Given records
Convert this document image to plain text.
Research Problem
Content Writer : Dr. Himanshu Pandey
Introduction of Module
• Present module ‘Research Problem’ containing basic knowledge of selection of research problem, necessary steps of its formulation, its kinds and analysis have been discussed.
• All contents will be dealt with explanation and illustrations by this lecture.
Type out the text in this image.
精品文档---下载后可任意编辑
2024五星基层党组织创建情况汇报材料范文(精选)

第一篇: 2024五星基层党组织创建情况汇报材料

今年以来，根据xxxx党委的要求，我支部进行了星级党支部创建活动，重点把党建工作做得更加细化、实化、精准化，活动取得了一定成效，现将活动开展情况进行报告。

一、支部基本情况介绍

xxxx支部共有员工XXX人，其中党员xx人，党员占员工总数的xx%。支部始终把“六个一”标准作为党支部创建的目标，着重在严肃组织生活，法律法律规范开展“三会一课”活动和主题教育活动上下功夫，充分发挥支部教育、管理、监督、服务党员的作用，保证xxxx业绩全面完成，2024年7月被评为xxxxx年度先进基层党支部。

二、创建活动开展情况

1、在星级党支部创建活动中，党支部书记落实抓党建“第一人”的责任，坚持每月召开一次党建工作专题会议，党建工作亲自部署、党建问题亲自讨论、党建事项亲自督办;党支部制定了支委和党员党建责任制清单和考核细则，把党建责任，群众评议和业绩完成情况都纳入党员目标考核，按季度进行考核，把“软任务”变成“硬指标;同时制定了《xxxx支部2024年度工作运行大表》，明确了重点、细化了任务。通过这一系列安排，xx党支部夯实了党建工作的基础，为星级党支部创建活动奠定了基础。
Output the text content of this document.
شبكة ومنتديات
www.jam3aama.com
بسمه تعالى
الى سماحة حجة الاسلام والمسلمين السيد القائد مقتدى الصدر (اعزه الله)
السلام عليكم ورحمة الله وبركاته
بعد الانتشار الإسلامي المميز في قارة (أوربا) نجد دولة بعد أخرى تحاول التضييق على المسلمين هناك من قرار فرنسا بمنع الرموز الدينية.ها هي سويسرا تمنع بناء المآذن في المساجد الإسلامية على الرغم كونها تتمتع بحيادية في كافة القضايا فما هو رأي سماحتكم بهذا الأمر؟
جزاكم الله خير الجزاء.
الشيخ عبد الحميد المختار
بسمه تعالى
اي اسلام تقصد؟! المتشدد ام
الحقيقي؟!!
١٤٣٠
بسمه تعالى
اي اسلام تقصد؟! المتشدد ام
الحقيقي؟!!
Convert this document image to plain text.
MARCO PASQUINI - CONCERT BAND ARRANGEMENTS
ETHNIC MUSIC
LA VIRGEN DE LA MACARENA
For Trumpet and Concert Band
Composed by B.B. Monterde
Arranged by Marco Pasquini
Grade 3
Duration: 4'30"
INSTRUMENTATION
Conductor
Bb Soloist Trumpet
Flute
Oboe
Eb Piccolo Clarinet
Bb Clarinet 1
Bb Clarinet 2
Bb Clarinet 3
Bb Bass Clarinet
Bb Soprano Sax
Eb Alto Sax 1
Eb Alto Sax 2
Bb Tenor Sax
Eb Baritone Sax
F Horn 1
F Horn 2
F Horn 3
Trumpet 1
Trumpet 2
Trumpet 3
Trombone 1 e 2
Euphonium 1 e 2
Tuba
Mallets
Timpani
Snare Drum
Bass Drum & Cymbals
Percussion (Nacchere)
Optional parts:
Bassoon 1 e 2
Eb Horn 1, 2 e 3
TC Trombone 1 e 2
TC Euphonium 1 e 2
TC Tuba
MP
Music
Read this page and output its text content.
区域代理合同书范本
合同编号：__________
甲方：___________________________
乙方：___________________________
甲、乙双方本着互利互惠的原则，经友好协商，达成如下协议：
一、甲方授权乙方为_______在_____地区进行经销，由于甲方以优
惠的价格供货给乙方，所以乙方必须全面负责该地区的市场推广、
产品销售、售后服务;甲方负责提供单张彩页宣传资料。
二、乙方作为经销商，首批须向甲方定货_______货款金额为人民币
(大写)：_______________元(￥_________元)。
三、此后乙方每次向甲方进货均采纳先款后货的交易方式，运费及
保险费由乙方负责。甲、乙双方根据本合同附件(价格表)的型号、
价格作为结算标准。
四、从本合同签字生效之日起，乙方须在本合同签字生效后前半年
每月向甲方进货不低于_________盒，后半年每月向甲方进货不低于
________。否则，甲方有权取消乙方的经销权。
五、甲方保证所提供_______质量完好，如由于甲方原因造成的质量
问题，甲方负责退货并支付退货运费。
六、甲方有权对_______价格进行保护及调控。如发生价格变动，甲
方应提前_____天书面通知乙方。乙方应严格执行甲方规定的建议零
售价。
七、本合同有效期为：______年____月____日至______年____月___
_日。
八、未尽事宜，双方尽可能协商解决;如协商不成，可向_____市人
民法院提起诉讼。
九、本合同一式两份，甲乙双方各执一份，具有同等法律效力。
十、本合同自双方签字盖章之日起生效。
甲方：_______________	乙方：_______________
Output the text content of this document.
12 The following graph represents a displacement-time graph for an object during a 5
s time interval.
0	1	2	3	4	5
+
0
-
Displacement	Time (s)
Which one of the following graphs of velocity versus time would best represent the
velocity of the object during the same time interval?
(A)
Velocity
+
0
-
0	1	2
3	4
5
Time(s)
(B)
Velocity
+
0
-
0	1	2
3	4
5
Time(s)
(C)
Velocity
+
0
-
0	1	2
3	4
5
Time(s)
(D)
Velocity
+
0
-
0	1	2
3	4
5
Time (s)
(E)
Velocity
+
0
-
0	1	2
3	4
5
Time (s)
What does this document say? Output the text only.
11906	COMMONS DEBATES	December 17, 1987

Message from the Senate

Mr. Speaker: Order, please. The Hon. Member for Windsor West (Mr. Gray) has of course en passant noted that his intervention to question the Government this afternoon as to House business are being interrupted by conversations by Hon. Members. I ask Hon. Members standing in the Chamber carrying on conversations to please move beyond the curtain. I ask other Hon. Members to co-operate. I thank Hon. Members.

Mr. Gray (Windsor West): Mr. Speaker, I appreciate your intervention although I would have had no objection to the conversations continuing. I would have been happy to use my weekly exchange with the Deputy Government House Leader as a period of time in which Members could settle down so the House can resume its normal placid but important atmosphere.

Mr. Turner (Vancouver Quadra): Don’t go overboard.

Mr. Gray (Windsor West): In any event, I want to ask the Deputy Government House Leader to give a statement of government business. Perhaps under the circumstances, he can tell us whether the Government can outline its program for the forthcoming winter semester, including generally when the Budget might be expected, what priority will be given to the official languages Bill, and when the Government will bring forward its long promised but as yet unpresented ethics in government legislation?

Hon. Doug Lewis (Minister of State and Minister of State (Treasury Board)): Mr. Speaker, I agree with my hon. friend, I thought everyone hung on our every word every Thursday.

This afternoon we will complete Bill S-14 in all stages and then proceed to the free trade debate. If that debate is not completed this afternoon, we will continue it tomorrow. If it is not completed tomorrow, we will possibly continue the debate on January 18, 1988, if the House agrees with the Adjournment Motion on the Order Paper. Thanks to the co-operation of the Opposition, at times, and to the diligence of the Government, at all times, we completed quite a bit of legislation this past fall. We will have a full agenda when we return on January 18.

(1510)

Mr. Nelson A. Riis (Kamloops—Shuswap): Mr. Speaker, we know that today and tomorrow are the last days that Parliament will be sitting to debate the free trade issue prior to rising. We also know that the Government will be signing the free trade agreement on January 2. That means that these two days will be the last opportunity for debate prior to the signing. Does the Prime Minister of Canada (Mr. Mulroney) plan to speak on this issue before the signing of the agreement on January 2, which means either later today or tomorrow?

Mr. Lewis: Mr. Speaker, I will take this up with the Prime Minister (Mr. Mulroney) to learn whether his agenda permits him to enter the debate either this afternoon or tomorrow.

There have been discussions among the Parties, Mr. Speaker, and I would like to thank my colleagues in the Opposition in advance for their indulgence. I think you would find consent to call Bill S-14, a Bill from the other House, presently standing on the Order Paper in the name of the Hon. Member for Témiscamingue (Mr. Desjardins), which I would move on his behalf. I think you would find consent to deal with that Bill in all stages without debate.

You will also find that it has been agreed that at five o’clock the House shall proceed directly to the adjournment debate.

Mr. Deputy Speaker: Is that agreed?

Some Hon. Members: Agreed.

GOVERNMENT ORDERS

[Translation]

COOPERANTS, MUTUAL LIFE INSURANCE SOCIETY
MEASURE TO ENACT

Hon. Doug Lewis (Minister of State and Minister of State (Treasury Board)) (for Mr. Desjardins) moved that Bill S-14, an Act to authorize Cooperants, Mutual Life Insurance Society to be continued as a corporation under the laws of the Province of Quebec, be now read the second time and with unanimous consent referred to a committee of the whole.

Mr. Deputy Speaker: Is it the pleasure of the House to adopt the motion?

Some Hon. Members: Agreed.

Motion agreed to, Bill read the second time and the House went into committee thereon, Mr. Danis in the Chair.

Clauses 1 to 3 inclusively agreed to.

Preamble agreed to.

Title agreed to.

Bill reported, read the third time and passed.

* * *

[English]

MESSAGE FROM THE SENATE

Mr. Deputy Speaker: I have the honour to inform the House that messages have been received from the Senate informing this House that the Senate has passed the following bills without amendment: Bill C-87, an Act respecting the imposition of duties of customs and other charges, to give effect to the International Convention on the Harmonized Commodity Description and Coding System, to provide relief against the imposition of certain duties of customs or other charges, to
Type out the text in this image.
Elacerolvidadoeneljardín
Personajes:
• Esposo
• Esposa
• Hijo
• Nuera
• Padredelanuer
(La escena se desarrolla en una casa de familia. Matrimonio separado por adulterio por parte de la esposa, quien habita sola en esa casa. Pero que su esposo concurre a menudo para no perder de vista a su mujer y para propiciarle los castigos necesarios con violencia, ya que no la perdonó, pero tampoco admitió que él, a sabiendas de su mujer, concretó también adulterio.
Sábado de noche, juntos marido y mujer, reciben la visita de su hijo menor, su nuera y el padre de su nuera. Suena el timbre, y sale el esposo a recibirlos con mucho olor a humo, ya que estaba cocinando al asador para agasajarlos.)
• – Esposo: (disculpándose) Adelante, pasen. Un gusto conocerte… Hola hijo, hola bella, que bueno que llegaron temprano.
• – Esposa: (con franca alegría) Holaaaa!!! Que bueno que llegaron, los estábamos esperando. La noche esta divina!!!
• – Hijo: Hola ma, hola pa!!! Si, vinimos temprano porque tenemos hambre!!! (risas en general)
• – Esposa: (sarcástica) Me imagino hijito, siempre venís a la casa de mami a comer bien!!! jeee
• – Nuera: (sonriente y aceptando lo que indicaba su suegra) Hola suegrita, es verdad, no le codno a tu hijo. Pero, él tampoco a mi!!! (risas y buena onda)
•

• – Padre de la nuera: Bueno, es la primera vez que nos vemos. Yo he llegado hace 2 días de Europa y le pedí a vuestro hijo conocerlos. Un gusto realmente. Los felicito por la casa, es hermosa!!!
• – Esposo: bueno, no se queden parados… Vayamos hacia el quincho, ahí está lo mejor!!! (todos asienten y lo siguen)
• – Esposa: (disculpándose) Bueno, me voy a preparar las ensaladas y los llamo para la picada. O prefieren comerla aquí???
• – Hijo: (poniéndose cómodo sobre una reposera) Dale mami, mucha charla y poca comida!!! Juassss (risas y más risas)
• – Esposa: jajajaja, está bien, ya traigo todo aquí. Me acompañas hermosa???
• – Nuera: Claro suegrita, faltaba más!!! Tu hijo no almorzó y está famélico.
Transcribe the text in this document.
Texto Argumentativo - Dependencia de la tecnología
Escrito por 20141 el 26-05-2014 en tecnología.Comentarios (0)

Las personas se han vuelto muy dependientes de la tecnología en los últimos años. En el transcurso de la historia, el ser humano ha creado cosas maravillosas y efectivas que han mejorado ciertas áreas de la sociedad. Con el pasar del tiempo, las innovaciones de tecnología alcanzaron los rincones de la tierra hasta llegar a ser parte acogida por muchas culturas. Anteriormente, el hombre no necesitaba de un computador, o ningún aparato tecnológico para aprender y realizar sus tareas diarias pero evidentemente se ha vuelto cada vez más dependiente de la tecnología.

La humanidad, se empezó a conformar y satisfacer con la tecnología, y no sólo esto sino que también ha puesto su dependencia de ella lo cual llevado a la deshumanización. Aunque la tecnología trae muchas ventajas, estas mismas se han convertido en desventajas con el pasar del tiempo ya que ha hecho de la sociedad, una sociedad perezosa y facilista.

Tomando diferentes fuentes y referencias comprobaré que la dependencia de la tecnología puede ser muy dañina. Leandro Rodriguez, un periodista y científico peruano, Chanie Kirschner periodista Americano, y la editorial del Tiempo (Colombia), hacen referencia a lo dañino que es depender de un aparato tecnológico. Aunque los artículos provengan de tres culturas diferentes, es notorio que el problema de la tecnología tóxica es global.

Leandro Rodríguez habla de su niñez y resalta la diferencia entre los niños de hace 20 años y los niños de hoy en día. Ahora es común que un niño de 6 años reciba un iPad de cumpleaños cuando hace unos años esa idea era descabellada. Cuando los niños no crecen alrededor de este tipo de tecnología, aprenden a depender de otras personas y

Your instructions
Select and copy every line of the listing with the word "Paper".

Solved exercise
This afternoon we will complete Bill S-14 in all stages and then proceed to the free trade debate. If that debate is not completed this afternoon, we will continue it tomorrow. If it is not completed tomorrow, we will possibly continue the debate on January 18, 1988, if the House agrees with the Adjournment Motion on the Order Paper. Thanks to the co-operation of the Opposition, at times, and to the diligence of the Government, at all times, we completed quite a bit of legislation this past fall. We will have a full agenda when we return on January 18.
There have been discussions among the Parties, Mr. Speaker, and I would like to thank my colleagues in the Opposition in advance for their indulgence. I think you would find consent to call Bill S-14, a Bill from the other House, presently standing on the Order Paper in the name of the Hon. Member for Témiscamingue (Mr. Desjardins), which I would move on his behalf. I think you would find consent to deal with that Bill in all stages without debate.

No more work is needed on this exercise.